* START ENTRIES PROVIDED *

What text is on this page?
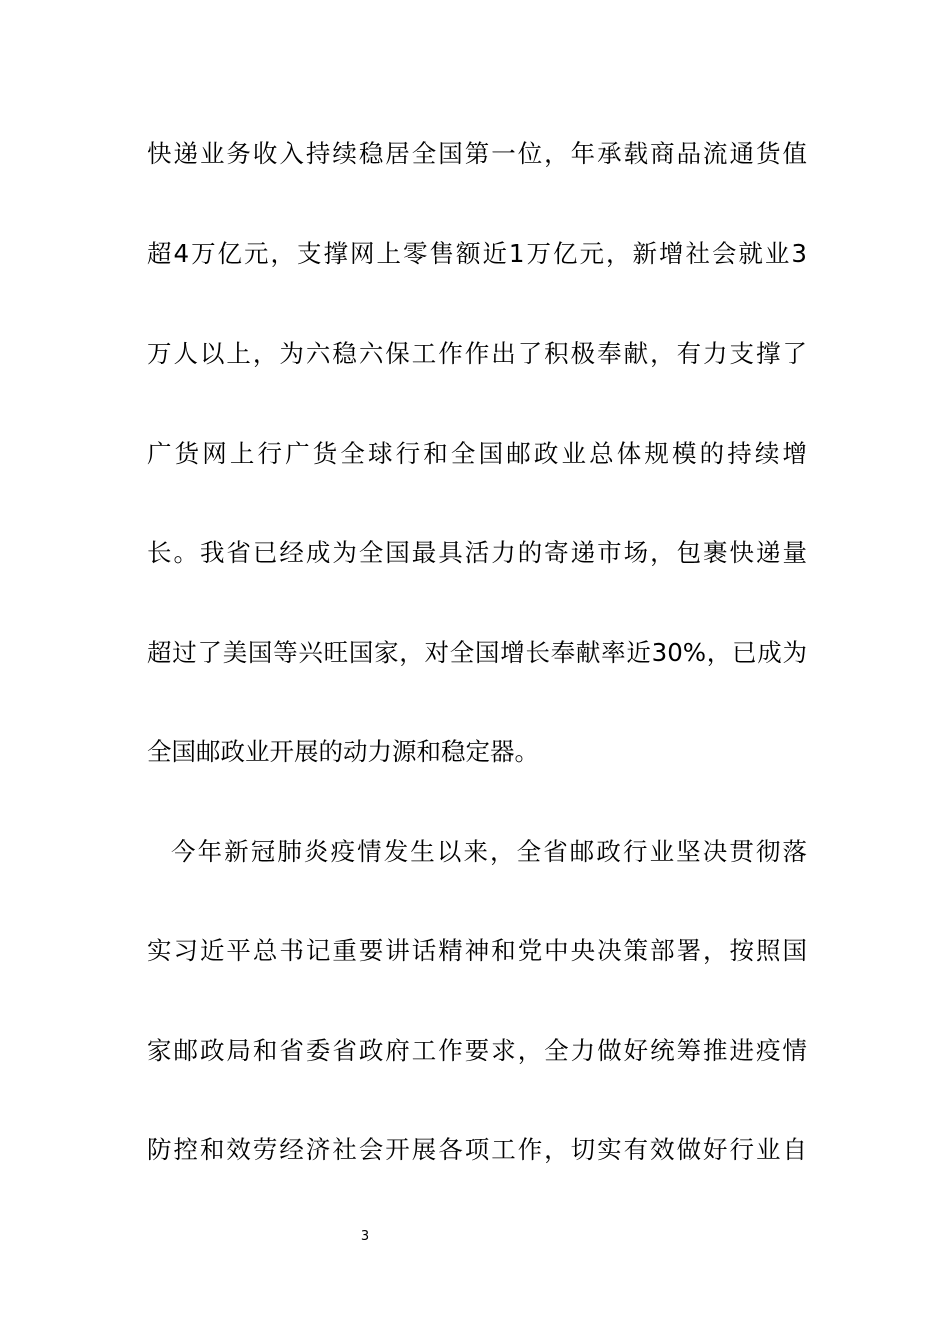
快递业务收入持续稳居全国第一位，年承载商品流通货值
超4万亿元，支撑网上零售额近1万亿元，新增社会就业3
万人以上，为六稳六保工作作出了积极奉献，有力支撑了
广货网上行广货全球行和全国邮政业总体规模的持续增
长。我省已经成为全国最具活力的寄递市场，包裹快递量
超过了美国等兴旺国家，对全国增长奉献率近30%，已成为
全国邮政业开展的动力源和稳定器。
今年新冠肺炎疫情发生以来，全省邮政行业坚决贯彻落
实习近平总书记重要讲话精神和党中央决策部署，按照国
家邮政局和省委省政府工作要求，全力做好统筹推进疫情
防控和效劳经济社会开展各项工作，切实有效做好行业自
3
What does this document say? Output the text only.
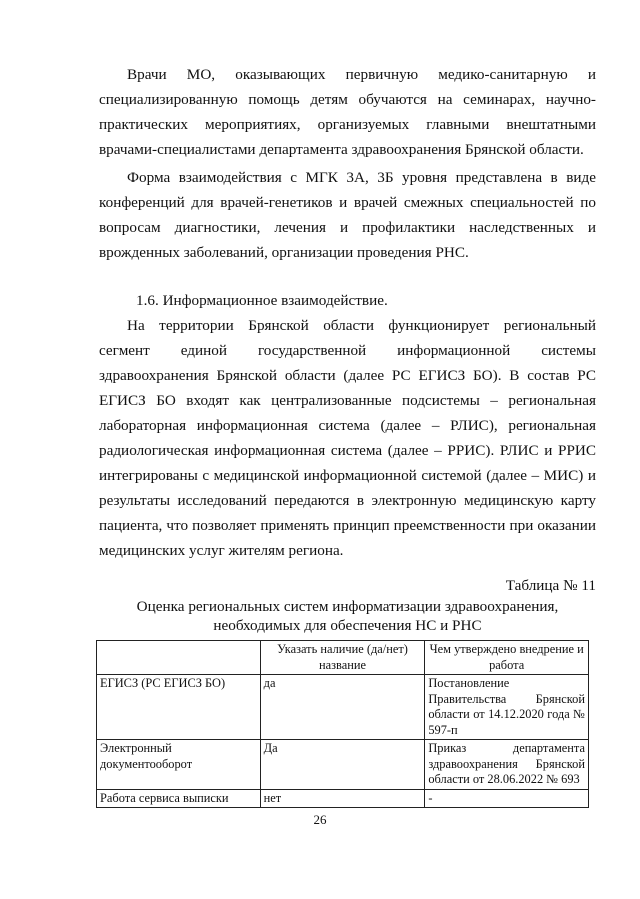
Врачи МО, оказывающих первичную медико-санитарную и специализированную помощь детям обучаются на семинарах, научно-практических мероприятиях, организуемых главными внештатными врачами-специалистами департамента здравоохранения Брянской области.
Форма взаимодействия с МГК 3А, 3Б уровня представлена в виде конференций для врачей-генетиков и врачей смежных специальностей по вопросам диагностики, лечения и профилактики наследственных и врожденных заболеваний, организации проведения РНС.
1.6. Информационное взаимодействие.
На территории Брянской области функционирует региональный сегмент единой государственной информационной системы здравоохранения Брянской области (далее РС ЕГИСЗ БО). В состав РС ЕГИСЗ БО входят как централизованные подсистемы – региональная лабораторная информационная система (далее – РЛИС), региональная радиологическая информационная система (далее – РРИС). РЛИС и РРИС интегрированы с медицинской информационной системой (далее – МИС) и результаты исследований передаются в электронную медицинскую карту пациента, что позволяет применять принцип преемственности при оказании медицинских услуг жителям региона.
Таблица № 11
Оценка региональных систем информатизации здравоохранения, необходимых для обеспечения НС и РНС
	Указать наличие (да/нет) название	Чем утверждено внедрение и работа
ЕГИСЗ (РС ЕГИСЗ БО)	да	Постановление Правительства Брянской области от 14.12.2020 года № 597-п
Электронный документооборот	Да	Приказ департамента здравоохранения Брянской области от 28.06.2022 № 693
Работа сервиса выписки	нет	-
26
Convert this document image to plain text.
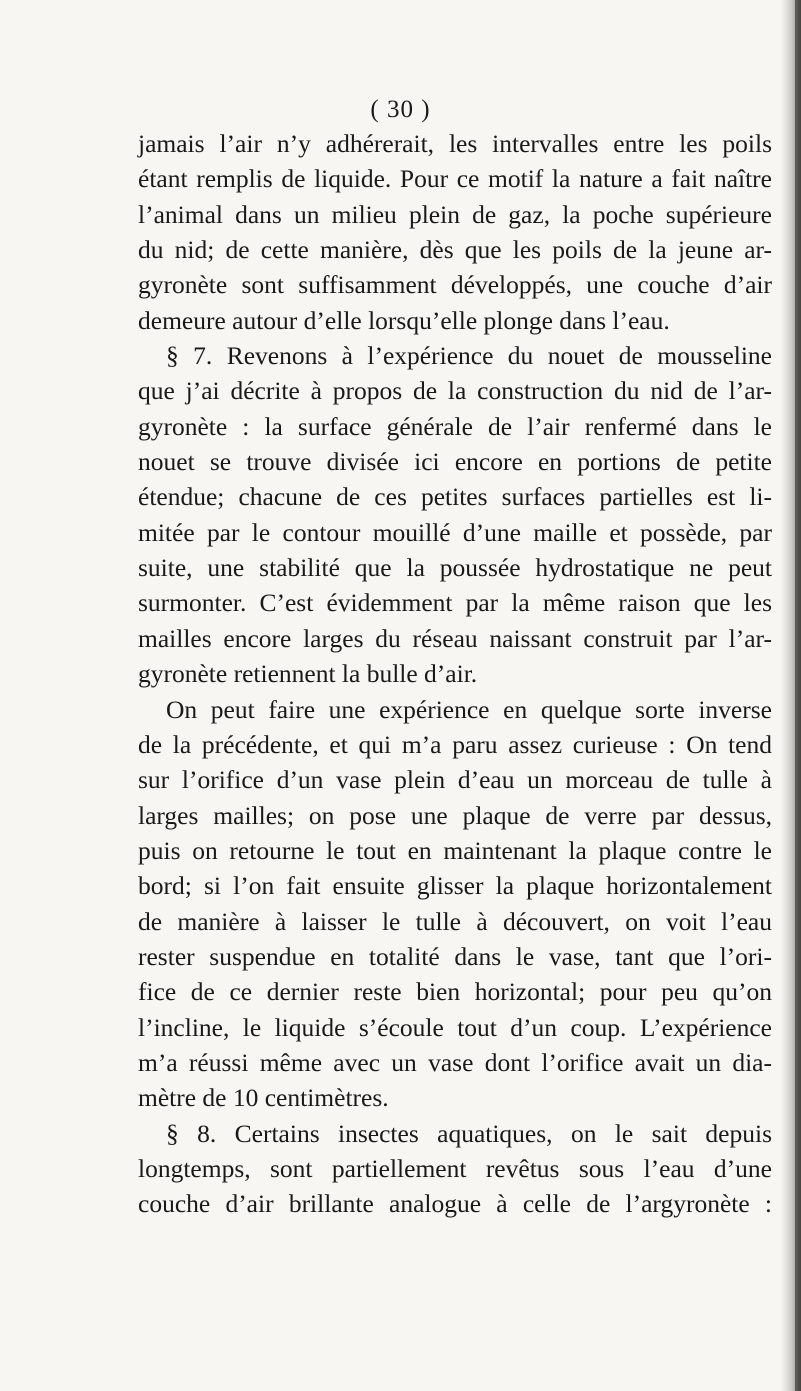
( 30 )
jamais l’air n’y adhérerait, les intervalles entre les poils
étant remplis de liquide. Pour ce motif la nature a fait naître
l’animal dans un milieu plein de gaz, la poche supérieure
du nid; de cette manière, dès que les poils de la jeune ar-
gyronète sont suffisamment développés, une couche d’air
demeure autour d’elle lorsqu’elle plonge dans l’eau.
§ 7. Revenons à l’expérience du nouet de mousseline
que j’ai décrite à propos de la construction du nid de l’ar-
gyronète : la surface générale de l’air renfermé dans le
nouet se trouve divisée ici encore en portions de petite
étendue; chacune de ces petites surfaces partielles est li-
mitée par le contour mouillé d’une maille et possède, par
suite, une stabilité que la poussée hydrostatique ne peut
surmonter. C’est évidemment par la même raison que les
mailles encore larges du réseau naissant construit par l’ar-
gyronète retiennent la bulle d’air.
On peut faire une expérience en quelque sorte inverse
de la précédente, et qui m’a paru assez curieuse : On tend
sur l’orifice d’un vase plein d’eau un morceau de tulle à
larges mailles; on pose une plaque de verre par dessus,
puis on retourne le tout en maintenant la plaque contre le
bord; si l’on fait ensuite glisser la plaque horizontalement
de manière à laisser le tulle à découvert, on voit l’eau
rester suspendue en totalité dans le vase, tant que l’ori-
fice de ce dernier reste bien horizontal; pour peu qu’on
l’incline, le liquide s’écoule tout d’un coup. L’expérience
m’a réussi même avec un vase dont l’orifice avait un dia-
mètre de 10 centimètres.
§ 8. Certains insectes aquatiques, on le sait depuis
longtemps, sont partiellement revêtus sous l’eau d’une
couche d’air brillante analogue à celle de l’argyronète :
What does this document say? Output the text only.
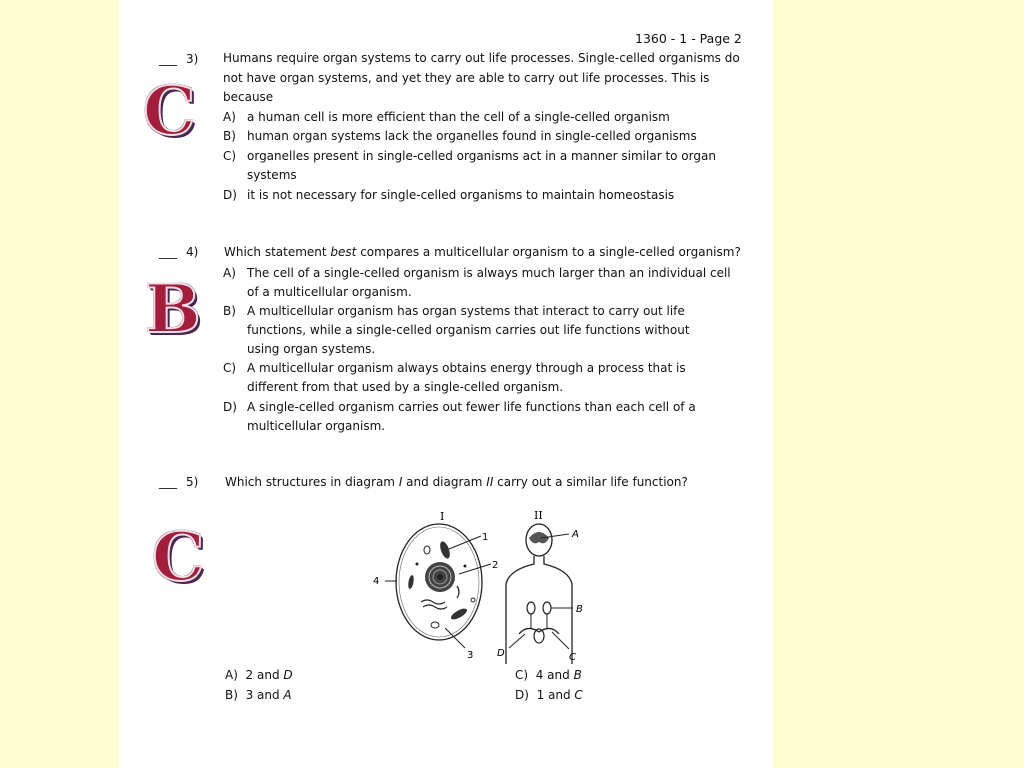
1360 - 1 - Page 2
___ 3)
C
Humans require organ systems to carry out life processes. Single-celled organisms do not have organ systems, and yet they are able to carry out life processes. This is because
A) a human cell is more efficient than the cell of a single-celled organism
B) human organ systems lack the organelles found in single-celled organisms
C) organelles present in single-celled organisms act in a manner similar to organ systems
D) it is not necessary for single-celled organisms to maintain homeostasis
___ 4)
B
Which statement best compares a multicellular organism to a single-celled organism?
A) The cell of a single-celled organism is always much larger than an individual cell of a multicellular organism.
B) A multicellular organism has organ systems that interact to carry out life functions, while a single-celled organism carries out life functions without using organ systems.
C) A multicellular organism always obtains energy through a process that is different from that used by a single-celled organism.
D) A single-celled organism carries out fewer life functions than each cell of a multicellular organism.
___ 5)
C
Which structures in diagram I and diagram II carry out a similar life function?
I	II
1
2
3
4
A
B
C
D
A) 2 and D
B) 3 and A
C) 4 and B
D) 1 and C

* END ENTRIES PROVIDED *

# GIVEN PROBLEM
Filter the records down to the lines that contain the string "carries", and copy those lines.

# CORRECT RESPONSE
B) A multicellular organism has organ systems that interact to carry out life functions, while a single-celled organism carries out life functions without using organ systems.
D) A single-celled organism carries out fewer life functions than each cell of a multicellular organism.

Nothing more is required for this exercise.